_Data records:_
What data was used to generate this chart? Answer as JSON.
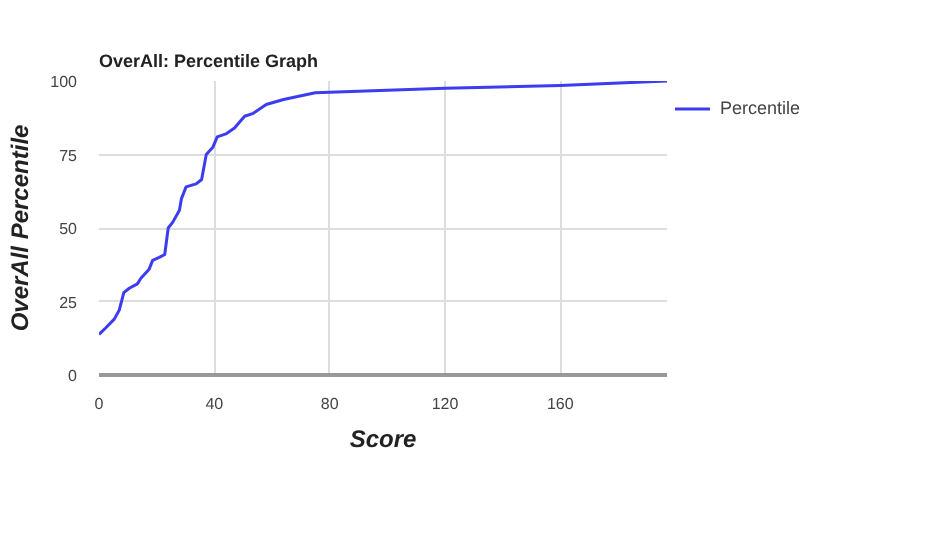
{
  "chart_data": {
    "type": "line",
    "title": "OverAll: Percentile Graph",
    "xlabel": "Score",
    "ylabel": "OverAll Percentile",
    "xlim": [
      0,
      197
    ],
    "ylim": [
      0,
      100
    ],
    "xticks": [
      0,
      40,
      80,
      120,
      160
    ],
    "yticks": [
      0,
      25,
      50,
      75,
      100
    ],
    "grid": true,
    "legend": "right",
    "series": [
      {
        "name": "Percentile",
        "color": "#3c3cf0",
        "x": [
          0,
          2.3,
          5.3,
          7,
          8.6,
          10.5,
          13.3,
          14.6,
          17.4,
          18.6,
          20.9,
          22.8,
          24,
          25.6,
          27.9,
          28.6,
          30.2,
          33.7,
          35.6,
          37.2,
          39.5,
          41,
          44,
          47,
          50.5,
          53.5,
          58,
          64,
          75,
          120,
          160,
          197
        ],
        "values": [
          13.8,
          16,
          19,
          22,
          28,
          29.5,
          31,
          33,
          36,
          39,
          40,
          41,
          50,
          52,
          56,
          60,
          64,
          65,
          66.5,
          75,
          77.5,
          81,
          82,
          84,
          88,
          89,
          92,
          93.7,
          96,
          97.5,
          98.5,
          100
        ]
      }
    ]
  }
}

_Written instruction:_ Extract all lines containing the word "Percentile".

_Worked solution:_
    "title": "OverAll: Percentile Graph",
    "ylabel": "OverAll Percentile",
        "name": "Percentile",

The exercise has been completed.